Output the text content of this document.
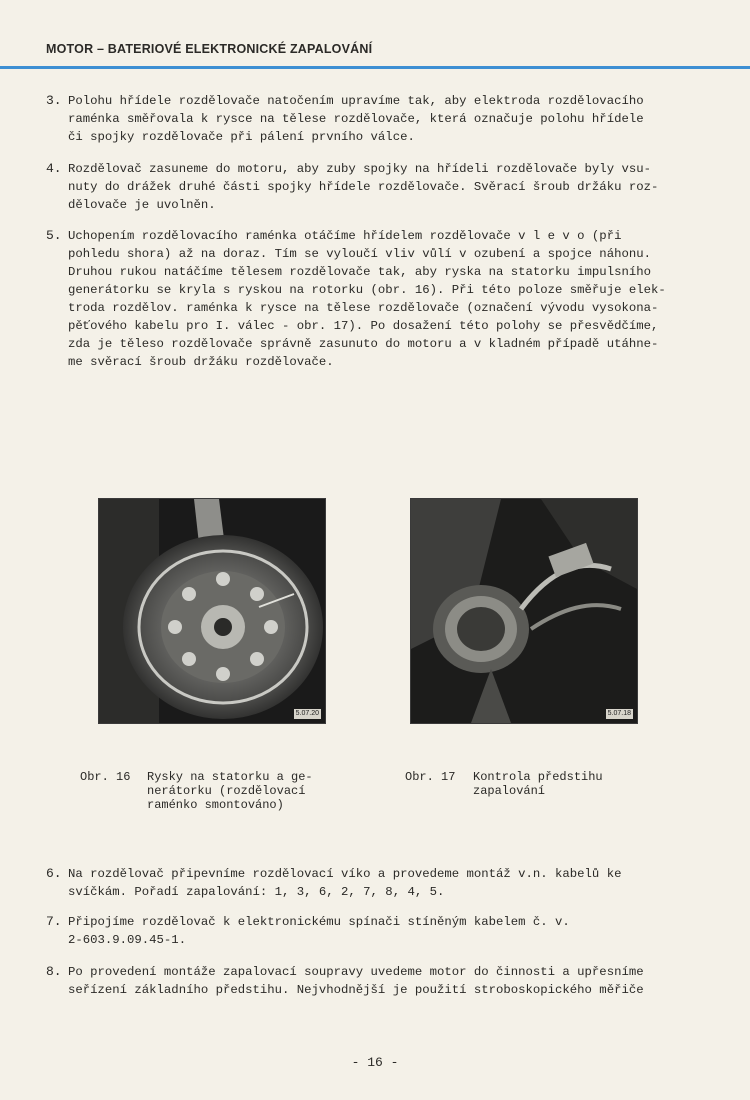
MOTOR – BATERIOVÉ ELEKTRONICKÉ ZAPALOVÁNÍ
3. Polohu hřídele rozdělovače natočením upravíme tak, aby elektroda rozdělovacího
raménka směřovala k rysce na tělese rozdělovače, která označuje polohu hřídele
či spojky rozdělovače při pálení prvního válce.
4. Rozdělovač zasuneme do motoru, aby zuby spojky na hřídeli rozdělovače byly vsu-
nuty do drážek druhé části spojky hřídele rozdělovače. Svěrací šroub držáku roz-
dělovače je uvolněn.
5. Uchopením rozdělovacího raménka otáčíme hřídelem rozdělovače v l e v o (při
pohledu shora) až na doraz. Tím se vyloučí vliv vůlí v ozubení a spojce náhonu.
Druhou rukou natáčíme tělesem rozdělovače tak, aby ryska na statorku impulsního
generátorku se kryla s ryskou na rotorku (obr. 16). Při této poloze směřuje elek-
troda rozdělov. raménka k rysce na tělese rozdělovače (označení vývodu vysokona-
pěťového kabelu pro I. válec - obr. 17). Po dosažení této polohy se přesvědčíme,
zda je těleso rozdělovače správně zasunuto do motoru a v kladném případě utáhne-
me svěrací šroub držáku rozdělovače.
6. Na rozdělovač připevníme rozdělovací víko a provedeme montáž v.n. kabelů ke
svíčkám. Pořadí zapalování: 1, 3, 6, 2, 7, 8, 4, 5.
7. Připojíme rozdělovač k elektronickému spínači stíněným kabelem č. v.
2-603.9.09.45-1.
8. Po provedení montáže zapalovací soupravy uvedeme motor do činnosti a upřesníme
seřízení základního předstihu. Nejvhodnější je použití stroboskopického měřiče
5.07.20	5.07.18
Obr. 16 Rysky na statorku a ge-
nerátorku (rozdělovací
raménko smontováno)
Obr. 17 Kontrola předstihu
zapalování
- 16 -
───
* [Given instruction] Take the listing and print it again exactly, but without any pictures.

* [Solution to this task]
Output the text content of this document.
MOTOR – BATERIOVÉ ELEKTRONICKÉ ZAPALOVÁNÍ
3. Polohu hřídele rozdělovače natočením upravíme tak, aby elektroda rozdělovacího
raménka směřovala k rysce na tělese rozdělovače, která označuje polohu hřídele
či spojky rozdělovače při pálení prvního válce.
4. Rozdělovač zasuneme do motoru, aby zuby spojky na hřídeli rozdělovače byly vsu-
nuty do drážek druhé části spojky hřídele rozdělovače. Svěrací šroub držáku roz-
dělovače je uvolněn.
5. Uchopením rozdělovacího raménka otáčíme hřídelem rozdělovače v l e v o (při
pohledu shora) až na doraz. Tím se vyloučí vliv vůlí v ozubení a spojce náhonu.
Druhou rukou natáčíme tělesem rozdělovače tak, aby ryska na statorku impulsního
generátorku se kryla s ryskou na rotorku (obr. 16). Při této poloze směřuje elek-
troda rozdělov. raménka k rysce na tělese rozdělovače (označení vývodu vysokona-
pěťového kabelu pro I. válec - obr. 17). Po dosažení této polohy se přesvědčíme,
zda je těleso rozdělovače správně zasunuto do motoru a v kladném případě utáhne-
me svěrací šroub držáku rozdělovače.
6. Na rozdělovač připevníme rozdělovací víko a provedeme montáž v.n. kabelů ke
svíčkám. Pořadí zapalování: 1, 3, 6, 2, 7, 8, 4, 5.
7. Připojíme rozdělovač k elektronickému spínači stíněným kabelem č. v.
2-603.9.09.45-1.
8. Po provedení montáže zapalovací soupravy uvedeme motor do činnosti a upřesníme
seřízení základního předstihu. Nejvhodnější je použití stroboskopického měřiče
5.07.20	5.07.18
Obr. 16 Rysky na statorku a ge-
nerátorku (rozdělovací
raménko smontováno)
Obr. 17 Kontrola předstihu
zapalování
- 16 -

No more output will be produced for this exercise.